- RECORDS FOR THIS EXERCISE:
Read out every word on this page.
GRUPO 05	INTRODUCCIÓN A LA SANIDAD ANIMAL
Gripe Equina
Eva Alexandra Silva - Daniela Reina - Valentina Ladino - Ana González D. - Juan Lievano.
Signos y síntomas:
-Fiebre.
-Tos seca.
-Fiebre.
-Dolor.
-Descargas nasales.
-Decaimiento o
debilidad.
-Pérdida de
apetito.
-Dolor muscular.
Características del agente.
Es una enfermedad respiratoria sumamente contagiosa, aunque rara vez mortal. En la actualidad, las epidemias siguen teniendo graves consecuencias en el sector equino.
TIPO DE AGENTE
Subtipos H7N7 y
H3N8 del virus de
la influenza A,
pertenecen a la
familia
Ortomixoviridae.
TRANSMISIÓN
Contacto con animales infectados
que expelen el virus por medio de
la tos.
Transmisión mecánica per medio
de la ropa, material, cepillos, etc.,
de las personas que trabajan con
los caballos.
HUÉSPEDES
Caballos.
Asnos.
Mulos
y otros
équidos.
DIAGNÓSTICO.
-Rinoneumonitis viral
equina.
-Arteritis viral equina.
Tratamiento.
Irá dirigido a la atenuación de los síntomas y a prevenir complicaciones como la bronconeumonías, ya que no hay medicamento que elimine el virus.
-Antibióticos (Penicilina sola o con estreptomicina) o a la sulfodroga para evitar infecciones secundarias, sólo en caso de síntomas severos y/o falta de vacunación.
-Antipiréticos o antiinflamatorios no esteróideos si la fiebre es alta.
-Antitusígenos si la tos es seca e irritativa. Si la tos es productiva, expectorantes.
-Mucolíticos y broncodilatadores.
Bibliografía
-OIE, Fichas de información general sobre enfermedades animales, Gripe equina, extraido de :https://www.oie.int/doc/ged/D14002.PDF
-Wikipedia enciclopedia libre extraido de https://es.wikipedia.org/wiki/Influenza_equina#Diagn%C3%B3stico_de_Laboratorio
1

- ACTIVITY: If a line in the records above contains "síntomas", copy that line.

- ANSWER SECTION:
Signos y síntomas:
Irá dirigido a la atenuación de los síntomas y a prevenir complicaciones como la bronconeumonías, ya que no hay medicamento que elimine el virus.
-Antibióticos (Penicilina sola o con estreptomicina) o a la sulfodroga para evitar infecciones secundarias, sólo en caso de síntomas severos y/o falta de vacunación.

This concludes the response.